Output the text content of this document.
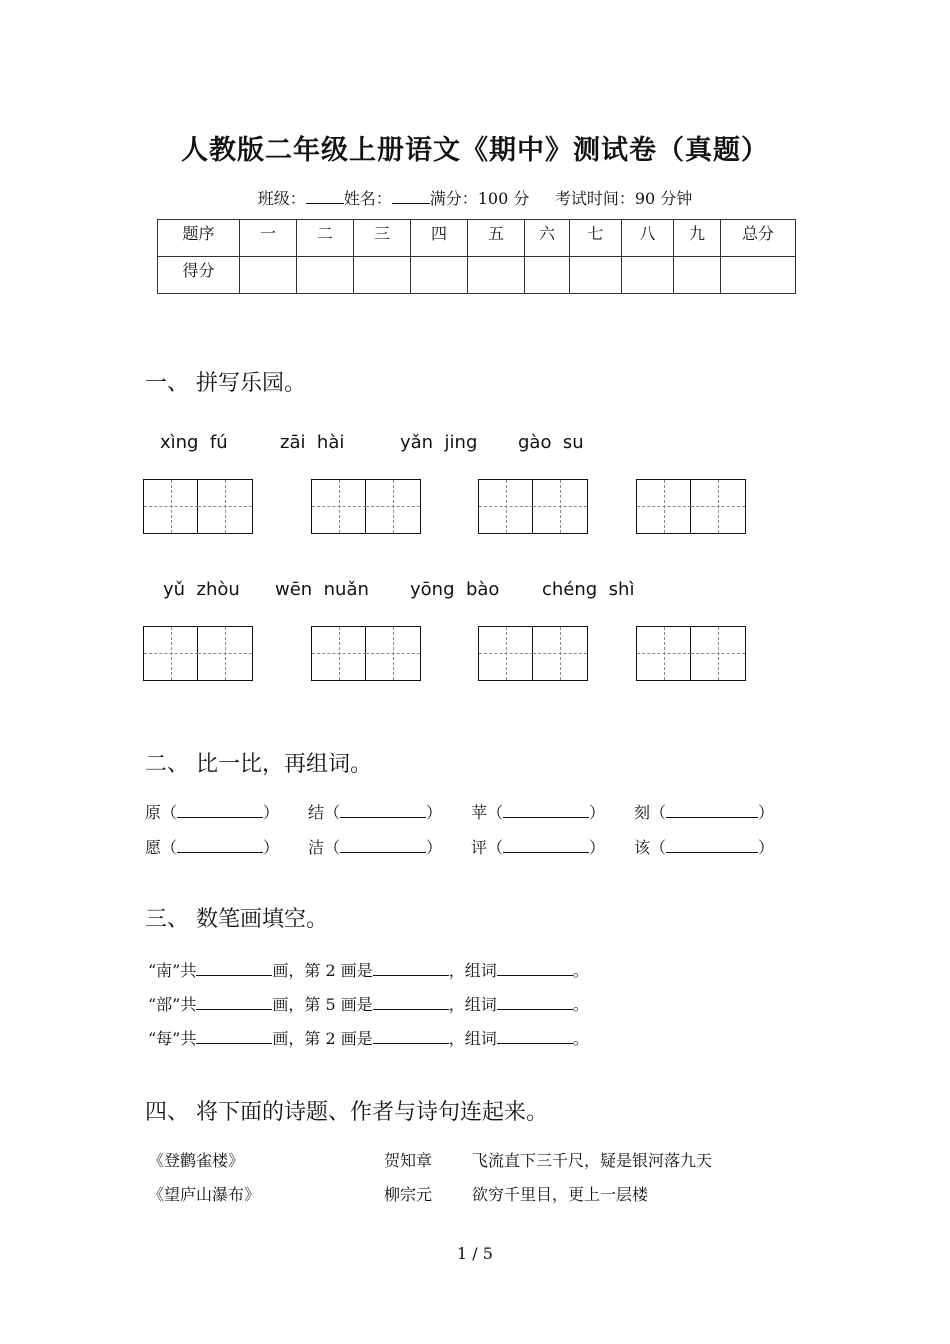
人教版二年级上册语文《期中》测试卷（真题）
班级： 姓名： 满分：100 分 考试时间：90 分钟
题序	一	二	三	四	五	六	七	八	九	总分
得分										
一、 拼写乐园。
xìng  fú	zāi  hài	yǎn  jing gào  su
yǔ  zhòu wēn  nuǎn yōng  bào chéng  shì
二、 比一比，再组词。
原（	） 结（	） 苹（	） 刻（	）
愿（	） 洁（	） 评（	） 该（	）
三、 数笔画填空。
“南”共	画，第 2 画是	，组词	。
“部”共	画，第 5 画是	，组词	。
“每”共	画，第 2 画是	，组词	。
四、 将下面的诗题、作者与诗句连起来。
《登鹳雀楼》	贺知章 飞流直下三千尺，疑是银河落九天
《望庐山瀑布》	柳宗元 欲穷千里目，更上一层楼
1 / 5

● ● ● ● ●

*The exercise*:
Every entry must be written out exactly, with all pictures left out.

*The response*:
Output the text content of this document.
人教版二年级上册语文《期中》测试卷（真题）
班级： 姓名： 满分：100 分 考试时间：90 分钟
题序	一	二	三	四	五	六	七	八	九	总分
得分										
一、 拼写乐园。
xìng  fú	zāi  hài	yǎn  jing gào  su
yǔ  zhòu wēn  nuǎn yōng  bào chéng  shì
二、 比一比，再组词。
原（	） 结（	） 苹（	） 刻（	）
愿（	） 洁（	） 评（	） 该（	）
三、 数笔画填空。
“南”共	画，第 2 画是	，组词	。
“部”共	画，第 5 画是	，组词	。
“每”共	画，第 2 画是	，组词	。
四、 将下面的诗题、作者与诗句连起来。
《登鹳雀楼》	贺知章 飞流直下三千尺，疑是银河落九天
《望庐山瀑布》	柳宗元 欲穷千里目，更上一层楼
1 / 5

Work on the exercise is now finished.